> [ROWS]:
..............................

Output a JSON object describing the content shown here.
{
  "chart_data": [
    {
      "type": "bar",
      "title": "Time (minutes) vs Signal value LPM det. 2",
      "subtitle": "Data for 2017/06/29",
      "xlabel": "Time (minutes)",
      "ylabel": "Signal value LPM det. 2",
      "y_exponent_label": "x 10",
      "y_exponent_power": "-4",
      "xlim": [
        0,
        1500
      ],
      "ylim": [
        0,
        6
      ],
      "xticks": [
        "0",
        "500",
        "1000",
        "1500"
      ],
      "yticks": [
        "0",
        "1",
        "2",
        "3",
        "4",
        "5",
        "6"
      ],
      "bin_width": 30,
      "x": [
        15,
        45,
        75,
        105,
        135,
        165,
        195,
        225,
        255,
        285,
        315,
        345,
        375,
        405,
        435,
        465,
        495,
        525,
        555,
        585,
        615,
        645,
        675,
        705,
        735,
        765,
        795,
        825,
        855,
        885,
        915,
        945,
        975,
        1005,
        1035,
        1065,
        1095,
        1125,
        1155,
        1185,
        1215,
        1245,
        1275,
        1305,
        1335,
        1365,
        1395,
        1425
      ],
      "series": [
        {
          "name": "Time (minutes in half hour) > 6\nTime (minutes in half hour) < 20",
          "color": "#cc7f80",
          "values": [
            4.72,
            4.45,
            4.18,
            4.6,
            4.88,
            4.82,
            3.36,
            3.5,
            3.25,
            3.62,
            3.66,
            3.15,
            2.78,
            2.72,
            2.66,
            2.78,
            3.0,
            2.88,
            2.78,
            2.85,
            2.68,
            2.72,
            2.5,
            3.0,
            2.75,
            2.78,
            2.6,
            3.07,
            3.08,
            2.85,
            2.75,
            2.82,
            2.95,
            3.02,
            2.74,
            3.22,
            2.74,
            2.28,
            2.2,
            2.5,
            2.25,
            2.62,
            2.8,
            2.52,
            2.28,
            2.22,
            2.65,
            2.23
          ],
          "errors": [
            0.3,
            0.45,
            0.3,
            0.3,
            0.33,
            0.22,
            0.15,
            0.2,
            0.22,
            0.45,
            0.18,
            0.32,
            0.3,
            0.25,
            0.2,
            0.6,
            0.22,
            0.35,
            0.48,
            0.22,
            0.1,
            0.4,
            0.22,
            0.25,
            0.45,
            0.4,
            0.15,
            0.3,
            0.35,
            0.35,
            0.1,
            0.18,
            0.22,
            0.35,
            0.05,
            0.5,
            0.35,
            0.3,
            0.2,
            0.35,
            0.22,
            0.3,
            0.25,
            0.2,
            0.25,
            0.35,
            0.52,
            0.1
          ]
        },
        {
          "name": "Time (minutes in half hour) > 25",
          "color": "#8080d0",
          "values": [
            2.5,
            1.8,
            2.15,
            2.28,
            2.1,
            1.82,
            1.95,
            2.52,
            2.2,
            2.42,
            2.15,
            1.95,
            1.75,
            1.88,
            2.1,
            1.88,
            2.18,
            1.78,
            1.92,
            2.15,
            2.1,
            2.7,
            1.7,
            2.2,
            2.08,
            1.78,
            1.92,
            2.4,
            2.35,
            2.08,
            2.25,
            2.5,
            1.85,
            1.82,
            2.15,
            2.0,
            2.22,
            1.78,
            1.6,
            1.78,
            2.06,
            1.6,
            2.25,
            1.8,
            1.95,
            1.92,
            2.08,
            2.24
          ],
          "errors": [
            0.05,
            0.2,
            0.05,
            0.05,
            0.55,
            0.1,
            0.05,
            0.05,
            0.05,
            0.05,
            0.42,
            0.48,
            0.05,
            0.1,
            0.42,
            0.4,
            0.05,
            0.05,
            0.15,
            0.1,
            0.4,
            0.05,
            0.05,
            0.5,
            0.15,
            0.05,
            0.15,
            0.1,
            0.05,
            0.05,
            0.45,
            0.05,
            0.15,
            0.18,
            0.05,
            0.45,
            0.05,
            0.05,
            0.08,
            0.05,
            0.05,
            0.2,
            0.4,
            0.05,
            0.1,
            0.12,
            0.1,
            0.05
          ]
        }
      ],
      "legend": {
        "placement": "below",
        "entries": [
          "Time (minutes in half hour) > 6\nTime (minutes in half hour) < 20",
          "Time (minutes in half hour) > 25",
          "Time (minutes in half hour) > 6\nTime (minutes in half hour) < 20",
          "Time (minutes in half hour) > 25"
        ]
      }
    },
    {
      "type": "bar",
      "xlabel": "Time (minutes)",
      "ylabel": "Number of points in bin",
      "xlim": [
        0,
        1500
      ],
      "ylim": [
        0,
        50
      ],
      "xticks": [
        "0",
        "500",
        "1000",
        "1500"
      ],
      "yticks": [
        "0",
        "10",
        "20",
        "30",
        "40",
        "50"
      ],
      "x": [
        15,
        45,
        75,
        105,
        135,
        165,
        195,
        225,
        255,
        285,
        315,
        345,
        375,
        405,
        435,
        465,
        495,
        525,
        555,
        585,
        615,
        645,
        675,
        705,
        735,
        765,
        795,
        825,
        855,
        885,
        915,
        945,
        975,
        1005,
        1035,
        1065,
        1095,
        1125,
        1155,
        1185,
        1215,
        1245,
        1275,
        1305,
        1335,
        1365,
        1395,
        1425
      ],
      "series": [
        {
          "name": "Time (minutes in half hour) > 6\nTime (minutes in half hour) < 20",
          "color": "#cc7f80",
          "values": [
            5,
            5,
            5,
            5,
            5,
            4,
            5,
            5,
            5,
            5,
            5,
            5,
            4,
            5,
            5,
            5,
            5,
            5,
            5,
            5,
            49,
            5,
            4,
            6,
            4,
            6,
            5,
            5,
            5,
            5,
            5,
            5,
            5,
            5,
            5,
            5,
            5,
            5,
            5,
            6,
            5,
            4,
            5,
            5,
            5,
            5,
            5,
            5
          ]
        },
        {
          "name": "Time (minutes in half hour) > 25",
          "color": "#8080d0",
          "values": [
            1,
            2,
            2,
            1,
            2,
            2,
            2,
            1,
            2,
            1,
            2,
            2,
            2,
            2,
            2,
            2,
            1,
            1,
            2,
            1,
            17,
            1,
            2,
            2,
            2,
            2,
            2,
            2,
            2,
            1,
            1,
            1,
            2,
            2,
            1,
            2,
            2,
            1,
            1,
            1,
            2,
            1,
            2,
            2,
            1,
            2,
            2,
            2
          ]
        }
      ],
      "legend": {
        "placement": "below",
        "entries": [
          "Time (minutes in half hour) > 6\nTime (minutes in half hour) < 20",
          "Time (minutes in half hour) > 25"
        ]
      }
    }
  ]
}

..............................

> [YOUR TASK]:
Track down every line holding the string "Signal" and copy it.

> [RESPONSE BELOW]:
      "title": "Time (minutes) vs Signal value LPM det. 2",
      "ylabel": "Signal value LPM det. 2",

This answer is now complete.